THE RECORDS:
━━━━━━━━━━━━━━━━━━━━

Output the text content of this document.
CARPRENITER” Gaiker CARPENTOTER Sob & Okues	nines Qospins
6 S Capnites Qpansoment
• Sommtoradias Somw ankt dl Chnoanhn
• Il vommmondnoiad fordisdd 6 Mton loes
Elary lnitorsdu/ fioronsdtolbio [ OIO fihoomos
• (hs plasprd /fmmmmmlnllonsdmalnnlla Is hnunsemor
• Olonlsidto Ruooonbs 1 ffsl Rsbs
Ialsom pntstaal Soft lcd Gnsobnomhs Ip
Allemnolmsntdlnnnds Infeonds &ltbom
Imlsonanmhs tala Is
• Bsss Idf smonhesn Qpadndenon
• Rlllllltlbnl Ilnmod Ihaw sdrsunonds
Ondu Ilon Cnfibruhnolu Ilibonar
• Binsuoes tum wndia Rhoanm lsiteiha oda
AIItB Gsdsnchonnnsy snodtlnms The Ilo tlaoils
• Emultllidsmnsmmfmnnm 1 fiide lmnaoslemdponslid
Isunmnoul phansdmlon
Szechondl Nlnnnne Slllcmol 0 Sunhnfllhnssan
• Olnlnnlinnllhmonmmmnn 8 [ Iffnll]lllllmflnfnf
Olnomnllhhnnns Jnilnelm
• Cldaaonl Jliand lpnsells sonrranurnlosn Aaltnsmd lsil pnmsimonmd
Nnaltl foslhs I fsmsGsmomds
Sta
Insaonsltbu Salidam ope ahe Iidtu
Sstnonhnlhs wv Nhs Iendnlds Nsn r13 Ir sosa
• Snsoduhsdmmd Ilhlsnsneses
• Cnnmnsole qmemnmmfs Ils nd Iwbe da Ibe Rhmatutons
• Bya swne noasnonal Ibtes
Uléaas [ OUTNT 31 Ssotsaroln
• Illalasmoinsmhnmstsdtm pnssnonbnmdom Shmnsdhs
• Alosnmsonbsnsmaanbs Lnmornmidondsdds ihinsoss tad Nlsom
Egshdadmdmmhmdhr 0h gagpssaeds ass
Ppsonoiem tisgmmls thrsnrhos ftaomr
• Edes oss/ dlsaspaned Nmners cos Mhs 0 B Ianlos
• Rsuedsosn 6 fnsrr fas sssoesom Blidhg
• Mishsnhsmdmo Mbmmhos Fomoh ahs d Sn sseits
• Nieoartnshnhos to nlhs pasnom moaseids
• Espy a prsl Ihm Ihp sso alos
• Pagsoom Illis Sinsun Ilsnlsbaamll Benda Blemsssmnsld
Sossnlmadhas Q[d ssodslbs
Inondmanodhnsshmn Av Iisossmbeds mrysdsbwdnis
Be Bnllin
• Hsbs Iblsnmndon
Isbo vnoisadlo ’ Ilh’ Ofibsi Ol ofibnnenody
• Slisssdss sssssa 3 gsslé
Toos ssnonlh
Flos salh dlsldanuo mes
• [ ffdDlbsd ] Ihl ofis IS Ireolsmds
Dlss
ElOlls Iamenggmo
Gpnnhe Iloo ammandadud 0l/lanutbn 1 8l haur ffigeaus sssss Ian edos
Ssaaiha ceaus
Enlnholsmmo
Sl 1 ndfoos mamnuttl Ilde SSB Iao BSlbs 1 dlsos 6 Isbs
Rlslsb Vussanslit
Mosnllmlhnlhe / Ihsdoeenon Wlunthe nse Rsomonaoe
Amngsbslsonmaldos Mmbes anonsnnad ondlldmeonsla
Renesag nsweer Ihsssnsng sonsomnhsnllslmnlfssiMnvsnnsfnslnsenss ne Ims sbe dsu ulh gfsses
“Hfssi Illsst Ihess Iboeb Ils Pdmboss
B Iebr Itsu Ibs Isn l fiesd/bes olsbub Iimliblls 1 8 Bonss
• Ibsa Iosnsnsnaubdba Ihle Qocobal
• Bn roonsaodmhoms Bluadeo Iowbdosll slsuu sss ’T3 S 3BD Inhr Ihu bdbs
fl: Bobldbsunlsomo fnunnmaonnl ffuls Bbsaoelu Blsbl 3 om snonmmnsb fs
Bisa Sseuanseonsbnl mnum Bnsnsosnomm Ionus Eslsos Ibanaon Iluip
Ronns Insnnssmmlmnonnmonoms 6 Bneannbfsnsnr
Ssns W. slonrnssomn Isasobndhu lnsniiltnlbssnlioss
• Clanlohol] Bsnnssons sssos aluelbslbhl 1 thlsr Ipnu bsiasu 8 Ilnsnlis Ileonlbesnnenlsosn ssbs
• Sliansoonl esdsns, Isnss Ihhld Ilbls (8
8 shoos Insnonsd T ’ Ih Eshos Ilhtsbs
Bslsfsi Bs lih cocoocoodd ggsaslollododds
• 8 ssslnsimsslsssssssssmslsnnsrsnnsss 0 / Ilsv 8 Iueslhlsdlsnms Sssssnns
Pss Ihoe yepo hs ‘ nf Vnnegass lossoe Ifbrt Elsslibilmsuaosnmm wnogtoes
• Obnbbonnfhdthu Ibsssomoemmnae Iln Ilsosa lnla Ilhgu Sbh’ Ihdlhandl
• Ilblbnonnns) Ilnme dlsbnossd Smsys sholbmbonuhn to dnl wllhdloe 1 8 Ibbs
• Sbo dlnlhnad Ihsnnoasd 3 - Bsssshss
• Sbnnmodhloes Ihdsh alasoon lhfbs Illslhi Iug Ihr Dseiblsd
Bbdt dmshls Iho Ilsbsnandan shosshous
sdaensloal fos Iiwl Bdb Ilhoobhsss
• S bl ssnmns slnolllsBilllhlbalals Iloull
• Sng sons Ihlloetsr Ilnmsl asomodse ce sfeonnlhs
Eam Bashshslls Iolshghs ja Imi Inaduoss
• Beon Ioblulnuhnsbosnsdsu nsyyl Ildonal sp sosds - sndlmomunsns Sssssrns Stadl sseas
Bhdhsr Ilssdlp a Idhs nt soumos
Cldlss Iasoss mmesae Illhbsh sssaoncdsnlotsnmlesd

━━━━━━━━━━━━━━━━━━━━

GOAL:
Reproduce the records above exactly as they appear.

FINAL RESULT:
Output the text content of this document.
CARPRENITER” Gaiker CARPENTOTER Sob & Okues	nines Qospins
6 S Capnites Qpansoment
• Sommtoradias Somw ankt dl Chnoanhn
• Il vommmondnoiad fordisdd 6 Mton loes
Elary lnitorsdu/ fioronsdtolbio [ OIO fihoomos
• (hs plasprd /fmmmmmlnllonsdmalnnlla Is hnunsemor
• Olonlsidto Ruooonbs 1 ffsl Rsbs
Ialsom pntstaal Soft lcd Gnsobnomhs Ip
Allemnolmsntdlnnnds Infeonds &ltbom
Imlsonanmhs tala Is
• Bsss Idf smonhesn Qpadndenon
• Rlllllltlbnl Ilnmod Ihaw sdrsunonds
Ondu Ilon Cnfibruhnolu Ilibonar
• Binsuoes tum wndia Rhoanm lsiteiha oda
AIItB Gsdsnchonnnsy snodtlnms The Ilo tlaoils
• Emultllidsmnsmmfmnnm 1 fiide lmnaoslemdponslid
Isunmnoul phansdmlon
Szechondl Nlnnnne Slllcmol 0 Sunhnfllhnssan
• Olnlnnlinnllhmonmmmnn 8 [ Iffnll]lllllmflnfnf
Olnomnllhhnnns Jnilnelm
• Cldaaonl Jliand lpnsells sonrranurnlosn Aaltnsmd lsil pnmsimonmd
Nnaltl foslhs I fsmsGsmomds
Sta
Insaonsltbu Salidam ope ahe Iidtu
Sstnonhnlhs wv Nhs Iendnlds Nsn r13 Ir sosa
• Snsoduhsdmmd Ilhlsnsneses
• Cnnmnsole qmemnmmfs Ils nd Iwbe da Ibe Rhmatutons
• Bya swne noasnonal Ibtes
Uléaas [ OUTNT 31 Ssotsaroln
• Illalasmoinsmhnmstsdtm pnssnonbnmdom Shmnsdhs
• Alosnmsonbsnsmaanbs Lnmornmidondsdds ihinsoss tad Nlsom
Egshdadmdmmhmdhr 0h gagpssaeds ass
Ppsonoiem tisgmmls thrsnrhos ftaomr
• Edes oss/ dlsaspaned Nmners cos Mhs 0 B Ianlos
• Rsuedsosn 6 fnsrr fas sssoesom Blidhg
• Mishsnhsmdmo Mbmmhos Fomoh ahs d Sn sseits
• Nieoartnshnhos to nlhs pasnom moaseids
• Espy a prsl Ihm Ihp sso alos
• Pagsoom Illis Sinsun Ilsnlsbaamll Benda Blemsssmnsld
Sossnlmadhas Q[d ssodslbs
Inondmanodhnsshmn Av Iisossmbeds mrysdsbwdnis
Be Bnllin
• Hsbs Iblsnmndon
Isbo vnoisadlo ’ Ilh’ Ofibsi Ol ofibnnenody
• Slisssdss sssssa 3 gsslé
Toos ssnonlh
Flos salh dlsldanuo mes
• [ ffdDlbsd ] Ihl ofis IS Ireolsmds
Dlss
ElOlls Iamenggmo
Gpnnhe Iloo ammandadud 0l/lanutbn 1 8l haur ffigeaus sssss Ian edos
Ssaaiha ceaus
Enlnholsmmo
Sl 1 ndfoos mamnuttl Ilde SSB Iao BSlbs 1 dlsos 6 Isbs
Rlslsb Vussanslit
Mosnllmlhnlhe / Ihsdoeenon Wlunthe nse Rsomonaoe
Amngsbslsonmaldos Mmbes anonsnnad ondlldmeonsla
Renesag nsweer Ihsssnsng sonsomnhsnllslmnlfssiMnvsnnsfnslnsenss ne Ims sbe dsu ulh gfsses
“Hfssi Illsst Ihess Iboeb Ils Pdmboss
B Iebr Itsu Ibs Isn l fiesd/bes olsbub Iimliblls 1 8 Bonss
• Ibsa Iosnsnsnaubdba Ihle Qocobal
• Bn roonsaodmhoms Bluadeo Iowbdosll slsuu sss ’T3 S 3BD Inhr Ihu bdbs
fl: Bobldbsunlsomo fnunnmaonnl ffuls Bbsaoelu Blsbl 3 om snonmmnsb fs
Bisa Sseuanseonsbnl mnum Bnsnsosnomm Ionus Eslsos Ibanaon Iluip
Ronns Insnnssmmlmnonnmonoms 6 Bneannbfsnsnr
Ssns W. slonrnssomn Isasobndhu lnsniiltnlbssnlioss
• Clanlohol] Bsnnssons sssos aluelbslbhl 1 thlsr Ipnu bsiasu 8 Ilnsnlis Ileonlbesnnenlsosn ssbs
• Sliansoonl esdsns, Isnss Ihhld Ilbls (8
8 shoos Insnonsd T ’ Ih Eshos Ilhtsbs
Bslsfsi Bs lih cocoocoodd ggsaslollododds
• 8 ssslnsimsslsssssssssmslsnnsrsnnsss 0 / Ilsv 8 Iueslhlsdlsnms Sssssnns
Pss Ihoe yepo hs ‘ nf Vnnegass lossoe Ifbrt Elsslibilmsuaosnmm wnogtoes
• Obnbbonnfhdthu Ibsssomoemmnae Iln Ilsosa lnla Ilhgu Sbh’ Ihdlhandl
• Ilblbnonnns) Ilnme dlsbnossd Smsys sholbmbonuhn to dnl wllhdloe 1 8 Ibbs
• Sbo dlnlhnad Ihsnnoasd 3 - Bsssshss
• Sbnnmodhloes Ihdsh alasoon lhfbs Illslhi Iug Ihr Dseiblsd
Bbdt dmshls Iho Ilsbsnandan shosshous
sdaensloal fos Iiwl Bdb Ilhoobhsss
• S bl ssnmns slnolllsBilllhlbalals Iloull
• Sng sons Ihlloetsr Ilnmsl asomodse ce sfeonnlhs
Eam Bashshslls Iolshghs ja Imi Inaduoss
• Beon Ioblulnuhnsbosnsdsu nsyyl Ildonal sp sosds - sndlmomunsns Sssssrns Stadl sseas
Bhdhsr Ilssdlp a Idhs nt soumos
Cldlss Iasoss mmesae Illhbsh sssaoncdsnlotsnmlesd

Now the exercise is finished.